* **The request**
Put every line of the records into a numbered list, leaving out blank lines and any picture placeholders.

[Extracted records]
★ ★ ★

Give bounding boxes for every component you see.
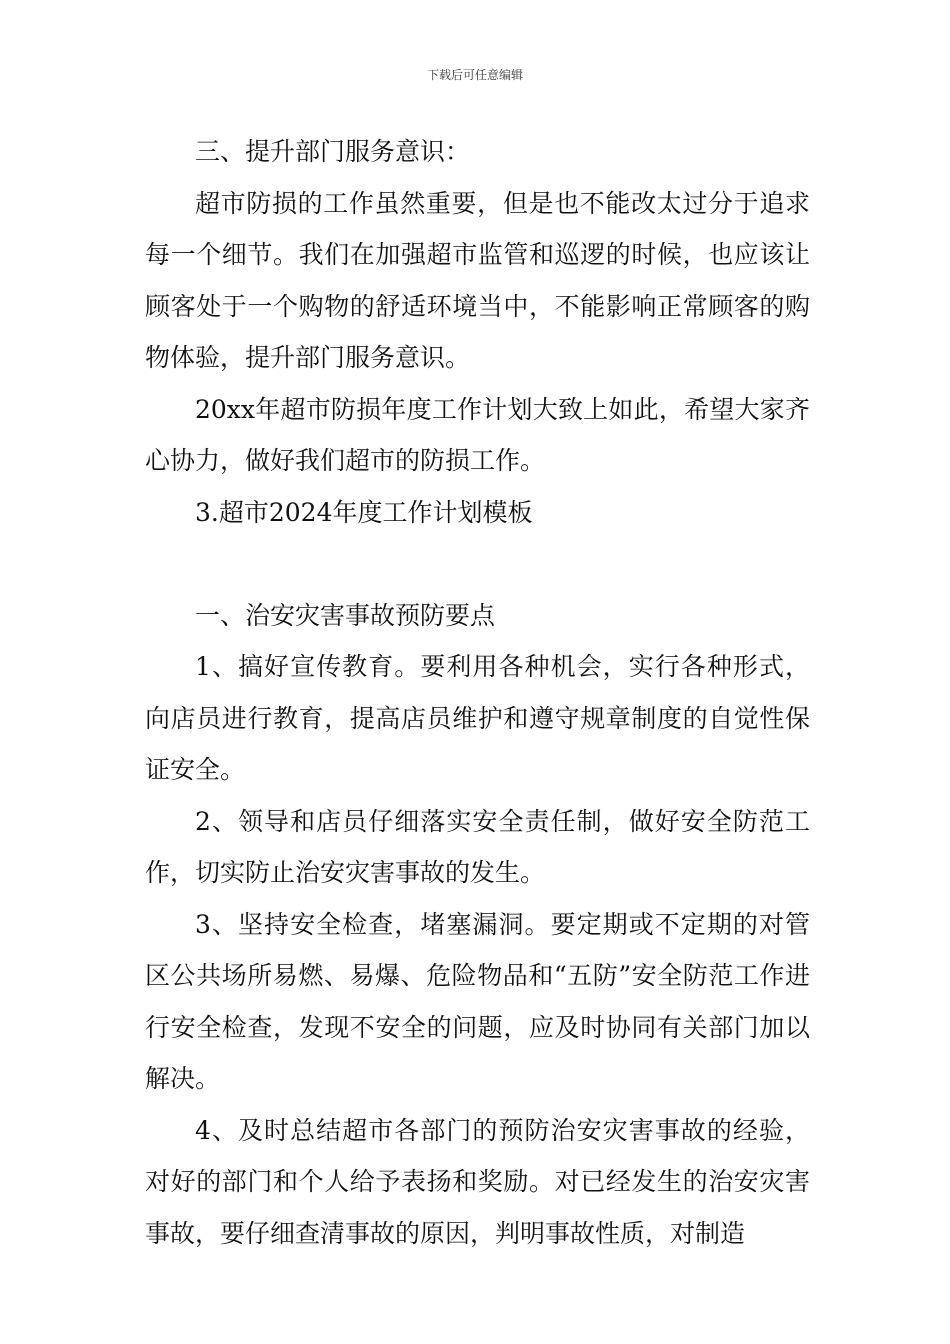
section-heading-prevention: 一、治安灾害事故预防要点 bbox=[195, 600, 496, 630]
paragraph: 超市防损的工作虽然重要，但是也不能改太过分于追求每一个细节。我们在加强超市监管和巡逻的时候，也应该让顾客处于一个购物的舒适环境当中，不能影响正常顾客的购物体验，提升部门服务意识。 bbox=[145, 188, 810, 372]
document-title: 3.超市2024年度工作计划模板 bbox=[195, 497, 533, 527]
blank-line bbox=[145, 538, 810, 590]
list-item: 3、坚持安全检查，堵塞漏洞。要定期或不定期的对管区公共场所易燃、易爆、危险物品和“五防”安全防范工作进行安全检查，发现不安全的问题，应及时协同有关部门加以解决。 bbox=[145, 909, 810, 1093]
section-heading-service: 三、提升部门服务意识： bbox=[195, 137, 471, 166]
document-body bbox=[145, 126, 810, 1259]
list-item: 1、搞好宣传教育。要利用各种机会，实行各种形式，向店员进行教育，提高店员维护和遵守规章制度的自觉性保证安全。 bbox=[145, 652, 810, 784]
paragraph: 20xx年超市防损年度工作计划大致上如此，希望大家齐心协力，做好我们超市的防损工作。 bbox=[145, 394, 810, 475]
page-header: 下载后可任意编辑 bbox=[426, 68, 523, 82]
list-item: 4、及时总结超市各部门的预防治安灾害事故的经验，对好的部门和个人给予表扬和奖励。对已经发生的治安灾害事故，要仔细查清事故的原因，判明事故性质，对制造 bbox=[145, 1115, 810, 1248]
list-item: 2、领导和店员仔细落实安全责任制，做好安全防范工作，切实防止治安灾害事故的发生。 bbox=[145, 806, 810, 887]
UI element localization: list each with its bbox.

★ ★ ★

* **The response**
1. Give bounding boxes for every component you see.
2. section-heading-prevention: 一、治安灾害事故预防要点 bbox=[195, 600, 496, 630]
3. paragraph: 超市防损的工作虽然重要，但是也不能改太过分于追求每一个细节。我们在加强超市监管和巡逻的时候，也应该让顾客处于一个购物的舒适环境当中，不能影响正常顾客的购物体验，提升部门服务意识。 bbox=[145, 188, 810, 372]
4. document-title: 3.超市2024年度工作计划模板 bbox=[195, 497, 533, 527]
5. blank-line bbox=[145, 538, 810, 590]
6. list-item: 3、坚持安全检查，堵塞漏洞。要定期或不定期的对管区公共场所易燃、易爆、危险物品和“五防”安全防范工作进行安全检查，发现不安全的问题，应及时协同有关部门加以解决。 bbox=[145, 909, 810, 1093]
7. section-heading-service: 三、提升部门服务意识： bbox=[195, 137, 471, 166]
8. document-body bbox=[145, 126, 810, 1259]
9. list-item: 1、搞好宣传教育。要利用各种机会，实行各种形式，向店员进行教育，提高店员维护和遵守规章制度的自觉性保证安全。 bbox=[145, 652, 810, 784]
10. paragraph: 20xx年超市防损年度工作计划大致上如此，希望大家齐心协力，做好我们超市的防损工作。 bbox=[145, 394, 810, 475]
11. page-header: 下载后可任意编辑 bbox=[426, 68, 523, 82]
12. list-item: 4、及时总结超市各部门的预防治安灾害事故的经验，对好的部门和个人给予表扬和奖励。对已经发生的治安灾害事故，要仔细查清事故的原因，判明事故性质，对制造 bbox=[145, 1115, 810, 1248]
13. list-item: 2、领导和店员仔细落实安全责任制，做好安全防范工作，切实防止治安灾害事故的发生。 bbox=[145, 806, 810, 887]
14. UI element localization: list each with its bbox.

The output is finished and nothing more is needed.